*OBJECTIVE*
Go through the material below and copy all lines with "PROV".

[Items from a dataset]
+===+

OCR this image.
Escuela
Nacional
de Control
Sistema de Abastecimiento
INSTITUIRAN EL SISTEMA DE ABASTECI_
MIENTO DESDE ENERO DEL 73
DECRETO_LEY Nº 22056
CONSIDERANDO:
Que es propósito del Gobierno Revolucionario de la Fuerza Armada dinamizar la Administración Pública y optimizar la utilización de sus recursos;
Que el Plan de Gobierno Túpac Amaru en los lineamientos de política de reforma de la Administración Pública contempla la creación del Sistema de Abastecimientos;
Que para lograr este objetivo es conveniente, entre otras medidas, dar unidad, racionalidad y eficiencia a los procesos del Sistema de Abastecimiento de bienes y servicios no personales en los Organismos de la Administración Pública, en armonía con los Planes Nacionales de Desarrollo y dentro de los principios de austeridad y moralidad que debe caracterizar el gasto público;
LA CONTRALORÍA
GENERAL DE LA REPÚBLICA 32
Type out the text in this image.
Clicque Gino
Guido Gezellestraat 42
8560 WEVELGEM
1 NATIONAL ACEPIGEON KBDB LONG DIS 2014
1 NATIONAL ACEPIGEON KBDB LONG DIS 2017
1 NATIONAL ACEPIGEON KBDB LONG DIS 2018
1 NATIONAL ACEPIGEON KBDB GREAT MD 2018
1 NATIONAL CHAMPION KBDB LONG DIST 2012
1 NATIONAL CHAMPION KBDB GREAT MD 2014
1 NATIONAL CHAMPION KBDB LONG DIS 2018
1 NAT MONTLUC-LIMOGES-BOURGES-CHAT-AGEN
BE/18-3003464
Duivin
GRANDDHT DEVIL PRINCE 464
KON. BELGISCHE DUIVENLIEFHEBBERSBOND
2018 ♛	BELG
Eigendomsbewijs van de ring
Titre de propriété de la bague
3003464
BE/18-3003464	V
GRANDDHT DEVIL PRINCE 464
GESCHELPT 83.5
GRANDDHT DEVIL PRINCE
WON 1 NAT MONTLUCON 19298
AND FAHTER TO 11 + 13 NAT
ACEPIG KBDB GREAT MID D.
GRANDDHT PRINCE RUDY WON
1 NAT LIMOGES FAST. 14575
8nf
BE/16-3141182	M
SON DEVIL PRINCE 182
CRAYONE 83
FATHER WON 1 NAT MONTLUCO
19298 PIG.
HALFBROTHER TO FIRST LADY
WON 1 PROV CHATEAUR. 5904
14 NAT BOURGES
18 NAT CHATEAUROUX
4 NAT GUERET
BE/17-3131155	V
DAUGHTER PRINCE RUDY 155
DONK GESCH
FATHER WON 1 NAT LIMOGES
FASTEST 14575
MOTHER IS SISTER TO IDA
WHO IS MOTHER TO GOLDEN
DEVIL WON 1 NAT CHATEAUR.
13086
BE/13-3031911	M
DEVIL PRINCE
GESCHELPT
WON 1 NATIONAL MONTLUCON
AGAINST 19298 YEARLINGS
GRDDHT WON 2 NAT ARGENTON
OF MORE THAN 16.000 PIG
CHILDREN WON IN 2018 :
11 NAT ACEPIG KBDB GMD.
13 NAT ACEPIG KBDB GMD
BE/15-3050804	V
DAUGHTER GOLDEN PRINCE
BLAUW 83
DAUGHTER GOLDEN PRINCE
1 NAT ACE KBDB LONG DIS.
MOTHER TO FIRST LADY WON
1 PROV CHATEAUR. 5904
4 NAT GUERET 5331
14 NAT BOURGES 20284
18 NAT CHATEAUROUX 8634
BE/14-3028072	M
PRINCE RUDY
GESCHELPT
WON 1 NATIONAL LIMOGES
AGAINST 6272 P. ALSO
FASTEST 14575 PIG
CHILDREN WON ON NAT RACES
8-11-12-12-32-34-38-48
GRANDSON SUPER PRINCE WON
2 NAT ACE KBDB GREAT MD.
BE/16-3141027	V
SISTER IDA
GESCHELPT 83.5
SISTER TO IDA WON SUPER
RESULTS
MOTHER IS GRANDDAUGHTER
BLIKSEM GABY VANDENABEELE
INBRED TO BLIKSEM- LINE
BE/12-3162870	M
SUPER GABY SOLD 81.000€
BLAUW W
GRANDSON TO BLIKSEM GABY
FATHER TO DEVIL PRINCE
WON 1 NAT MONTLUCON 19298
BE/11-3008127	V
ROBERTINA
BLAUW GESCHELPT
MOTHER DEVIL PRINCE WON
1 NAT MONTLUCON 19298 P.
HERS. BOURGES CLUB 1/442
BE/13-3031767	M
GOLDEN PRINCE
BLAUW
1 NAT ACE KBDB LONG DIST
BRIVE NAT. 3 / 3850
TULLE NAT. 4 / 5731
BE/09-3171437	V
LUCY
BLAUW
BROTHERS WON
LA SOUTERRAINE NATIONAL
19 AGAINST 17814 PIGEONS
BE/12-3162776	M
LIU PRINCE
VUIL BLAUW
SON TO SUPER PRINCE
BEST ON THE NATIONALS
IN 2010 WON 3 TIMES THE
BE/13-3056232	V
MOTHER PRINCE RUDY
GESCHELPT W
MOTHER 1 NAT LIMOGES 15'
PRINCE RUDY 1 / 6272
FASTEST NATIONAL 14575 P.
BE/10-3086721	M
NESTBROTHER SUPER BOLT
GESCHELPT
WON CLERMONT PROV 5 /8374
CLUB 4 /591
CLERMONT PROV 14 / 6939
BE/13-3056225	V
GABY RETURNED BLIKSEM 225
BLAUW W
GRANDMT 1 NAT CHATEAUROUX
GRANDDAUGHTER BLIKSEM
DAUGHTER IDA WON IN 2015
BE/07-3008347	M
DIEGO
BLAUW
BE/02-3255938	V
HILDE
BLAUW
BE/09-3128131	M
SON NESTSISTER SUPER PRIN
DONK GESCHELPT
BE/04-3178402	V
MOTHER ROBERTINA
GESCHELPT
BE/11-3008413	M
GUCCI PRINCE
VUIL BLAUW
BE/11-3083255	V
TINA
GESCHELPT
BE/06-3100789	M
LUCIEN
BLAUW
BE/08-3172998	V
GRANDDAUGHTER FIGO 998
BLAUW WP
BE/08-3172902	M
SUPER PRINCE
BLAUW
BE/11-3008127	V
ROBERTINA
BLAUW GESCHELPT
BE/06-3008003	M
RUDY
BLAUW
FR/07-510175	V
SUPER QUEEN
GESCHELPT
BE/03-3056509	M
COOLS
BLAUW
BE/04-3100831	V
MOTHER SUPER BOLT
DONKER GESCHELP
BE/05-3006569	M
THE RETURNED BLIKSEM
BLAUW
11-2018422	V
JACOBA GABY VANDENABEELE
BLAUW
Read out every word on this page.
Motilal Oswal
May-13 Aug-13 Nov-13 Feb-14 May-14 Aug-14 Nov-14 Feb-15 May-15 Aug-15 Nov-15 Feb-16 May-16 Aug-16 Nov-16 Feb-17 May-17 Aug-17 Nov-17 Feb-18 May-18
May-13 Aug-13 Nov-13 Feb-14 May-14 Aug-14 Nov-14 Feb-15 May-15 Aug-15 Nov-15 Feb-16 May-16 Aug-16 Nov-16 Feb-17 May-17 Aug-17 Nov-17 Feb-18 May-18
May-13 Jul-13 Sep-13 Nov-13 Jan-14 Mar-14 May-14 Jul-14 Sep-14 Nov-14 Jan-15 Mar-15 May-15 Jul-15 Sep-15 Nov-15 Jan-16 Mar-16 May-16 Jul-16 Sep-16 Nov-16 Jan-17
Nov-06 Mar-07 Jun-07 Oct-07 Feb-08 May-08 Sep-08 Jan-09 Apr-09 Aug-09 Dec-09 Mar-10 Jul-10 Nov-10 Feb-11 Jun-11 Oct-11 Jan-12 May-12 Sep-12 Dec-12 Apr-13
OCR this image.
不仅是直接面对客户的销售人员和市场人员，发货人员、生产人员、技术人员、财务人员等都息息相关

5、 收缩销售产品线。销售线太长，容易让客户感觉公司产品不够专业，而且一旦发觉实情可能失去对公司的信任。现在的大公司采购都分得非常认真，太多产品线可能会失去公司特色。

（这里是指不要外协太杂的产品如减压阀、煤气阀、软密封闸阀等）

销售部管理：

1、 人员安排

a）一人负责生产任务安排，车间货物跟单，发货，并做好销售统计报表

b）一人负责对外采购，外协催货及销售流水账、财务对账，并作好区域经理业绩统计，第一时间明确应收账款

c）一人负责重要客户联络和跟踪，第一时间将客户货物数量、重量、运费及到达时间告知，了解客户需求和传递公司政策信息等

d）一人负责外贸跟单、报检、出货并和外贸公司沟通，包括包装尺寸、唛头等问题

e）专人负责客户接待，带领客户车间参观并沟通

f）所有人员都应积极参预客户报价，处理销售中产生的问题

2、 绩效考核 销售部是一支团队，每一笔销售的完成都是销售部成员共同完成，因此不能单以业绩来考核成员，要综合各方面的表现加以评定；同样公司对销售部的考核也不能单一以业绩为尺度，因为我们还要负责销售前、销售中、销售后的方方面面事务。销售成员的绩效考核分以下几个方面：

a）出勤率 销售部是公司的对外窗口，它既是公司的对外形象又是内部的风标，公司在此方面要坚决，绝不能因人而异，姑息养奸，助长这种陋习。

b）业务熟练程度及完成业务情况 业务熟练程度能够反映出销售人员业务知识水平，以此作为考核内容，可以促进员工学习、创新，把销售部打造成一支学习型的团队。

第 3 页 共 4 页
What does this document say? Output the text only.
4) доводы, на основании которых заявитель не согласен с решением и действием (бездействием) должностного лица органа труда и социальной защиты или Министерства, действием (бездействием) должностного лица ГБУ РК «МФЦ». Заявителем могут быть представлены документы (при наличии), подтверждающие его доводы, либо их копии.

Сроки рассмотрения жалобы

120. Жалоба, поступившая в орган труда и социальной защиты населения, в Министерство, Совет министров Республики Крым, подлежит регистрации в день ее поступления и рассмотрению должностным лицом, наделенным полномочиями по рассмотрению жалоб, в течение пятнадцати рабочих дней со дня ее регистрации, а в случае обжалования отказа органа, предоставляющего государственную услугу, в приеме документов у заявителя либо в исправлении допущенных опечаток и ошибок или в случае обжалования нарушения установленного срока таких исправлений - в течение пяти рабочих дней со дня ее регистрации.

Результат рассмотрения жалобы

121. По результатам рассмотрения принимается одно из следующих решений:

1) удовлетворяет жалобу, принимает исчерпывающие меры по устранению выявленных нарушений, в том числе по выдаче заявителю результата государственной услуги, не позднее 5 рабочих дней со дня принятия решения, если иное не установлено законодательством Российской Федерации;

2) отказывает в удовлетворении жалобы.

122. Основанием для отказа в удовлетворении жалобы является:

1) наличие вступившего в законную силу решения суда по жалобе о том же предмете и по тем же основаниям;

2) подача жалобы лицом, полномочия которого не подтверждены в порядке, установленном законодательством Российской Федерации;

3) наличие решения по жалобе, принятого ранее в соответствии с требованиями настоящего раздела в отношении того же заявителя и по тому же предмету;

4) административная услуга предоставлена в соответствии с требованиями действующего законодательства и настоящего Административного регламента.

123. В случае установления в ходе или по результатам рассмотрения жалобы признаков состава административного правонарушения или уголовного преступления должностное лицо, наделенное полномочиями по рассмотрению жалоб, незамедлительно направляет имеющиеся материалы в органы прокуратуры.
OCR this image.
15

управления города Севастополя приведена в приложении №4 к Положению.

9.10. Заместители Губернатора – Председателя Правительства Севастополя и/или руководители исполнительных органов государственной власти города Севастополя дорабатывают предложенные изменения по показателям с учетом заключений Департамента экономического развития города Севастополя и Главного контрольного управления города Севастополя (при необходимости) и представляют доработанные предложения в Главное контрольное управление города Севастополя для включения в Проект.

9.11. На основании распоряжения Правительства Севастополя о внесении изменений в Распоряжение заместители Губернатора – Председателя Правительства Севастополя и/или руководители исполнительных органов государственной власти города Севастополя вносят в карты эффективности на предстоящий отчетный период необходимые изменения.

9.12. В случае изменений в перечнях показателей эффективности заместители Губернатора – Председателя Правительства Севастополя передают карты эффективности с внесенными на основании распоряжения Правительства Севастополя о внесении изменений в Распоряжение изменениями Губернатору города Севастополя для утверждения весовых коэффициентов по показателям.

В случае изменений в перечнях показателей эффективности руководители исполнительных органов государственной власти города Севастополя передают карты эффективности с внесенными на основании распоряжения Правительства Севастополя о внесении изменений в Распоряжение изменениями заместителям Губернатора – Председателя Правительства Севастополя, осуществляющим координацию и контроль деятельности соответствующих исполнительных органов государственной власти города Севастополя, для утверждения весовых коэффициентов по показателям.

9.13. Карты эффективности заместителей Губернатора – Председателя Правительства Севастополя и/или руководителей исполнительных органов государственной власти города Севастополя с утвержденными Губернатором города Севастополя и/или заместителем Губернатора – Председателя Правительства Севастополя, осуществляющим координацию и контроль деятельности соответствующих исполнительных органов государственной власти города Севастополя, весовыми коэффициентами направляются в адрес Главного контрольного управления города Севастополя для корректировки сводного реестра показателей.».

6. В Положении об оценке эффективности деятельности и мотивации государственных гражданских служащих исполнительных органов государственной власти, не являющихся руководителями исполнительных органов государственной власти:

+===+

*COMPLETED TASK*
WON 1 PROV CHATEAUR. 5904
1 PROV CHATEAUR. 5904
WON CLERMONT PROV 5 /8374
CLERMONT PROV 14 / 6939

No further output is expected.